Stored records
+ + + + + + +

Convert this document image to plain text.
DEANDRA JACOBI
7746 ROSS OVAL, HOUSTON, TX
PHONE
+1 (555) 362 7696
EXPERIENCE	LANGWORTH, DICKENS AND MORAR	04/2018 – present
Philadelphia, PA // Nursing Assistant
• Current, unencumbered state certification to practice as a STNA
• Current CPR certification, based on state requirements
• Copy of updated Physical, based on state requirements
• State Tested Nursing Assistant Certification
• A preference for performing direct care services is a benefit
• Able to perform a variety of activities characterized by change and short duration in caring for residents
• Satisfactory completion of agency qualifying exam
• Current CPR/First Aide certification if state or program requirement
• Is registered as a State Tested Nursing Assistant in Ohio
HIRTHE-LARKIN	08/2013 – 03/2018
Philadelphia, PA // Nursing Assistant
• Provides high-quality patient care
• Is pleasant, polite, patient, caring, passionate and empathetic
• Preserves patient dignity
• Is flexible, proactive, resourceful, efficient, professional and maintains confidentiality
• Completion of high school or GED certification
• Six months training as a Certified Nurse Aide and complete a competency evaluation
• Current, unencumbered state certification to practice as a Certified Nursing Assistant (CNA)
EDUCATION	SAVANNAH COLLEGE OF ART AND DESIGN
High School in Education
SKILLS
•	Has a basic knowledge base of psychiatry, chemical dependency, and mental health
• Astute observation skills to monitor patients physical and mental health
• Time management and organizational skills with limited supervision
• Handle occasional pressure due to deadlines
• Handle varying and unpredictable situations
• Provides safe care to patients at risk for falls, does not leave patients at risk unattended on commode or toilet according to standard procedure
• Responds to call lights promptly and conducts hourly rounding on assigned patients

+ + + + + + +

### Task instructions
Without changing a single character, repeat each record.

### Response to the exercise
Convert this document image to plain text.
DEANDRA JACOBI
7746 ROSS OVAL, HOUSTON, TX
PHONE
+1 (555) 362 7696
EXPERIENCE	LANGWORTH, DICKENS AND MORAR	04/2018 – present
Philadelphia, PA // Nursing Assistant
• Current, unencumbered state certification to practice as a STNA
• Current CPR certification, based on state requirements
• Copy of updated Physical, based on state requirements
• State Tested Nursing Assistant Certification
• A preference for performing direct care services is a benefit
• Able to perform a variety of activities characterized by change and short duration in caring for residents
• Satisfactory completion of agency qualifying exam
• Current CPR/First Aide certification if state or program requirement
• Is registered as a State Tested Nursing Assistant in Ohio
HIRTHE-LARKIN	08/2013 – 03/2018
Philadelphia, PA // Nursing Assistant
• Provides high-quality patient care
• Is pleasant, polite, patient, caring, passionate and empathetic
• Preserves patient dignity
• Is flexible, proactive, resourceful, efficient, professional and maintains confidentiality
• Completion of high school or GED certification
• Six months training as a Certified Nurse Aide and complete a competency evaluation
• Current, unencumbered state certification to practice as a Certified Nursing Assistant (CNA)
EDUCATION	SAVANNAH COLLEGE OF ART AND DESIGN
High School in Education
SKILLS
•	Has a basic knowledge base of psychiatry, chemical dependency, and mental health
• Astute observation skills to monitor patients physical and mental health
• Time management and organizational skills with limited supervision
• Handle occasional pressure due to deadlines
• Handle varying and unpredictable situations
• Provides safe care to patients at risk for falls, does not leave patients at risk unattended on commode or toilet according to standard procedure
• Responds to call lights promptly and conducts hourly rounding on assigned patients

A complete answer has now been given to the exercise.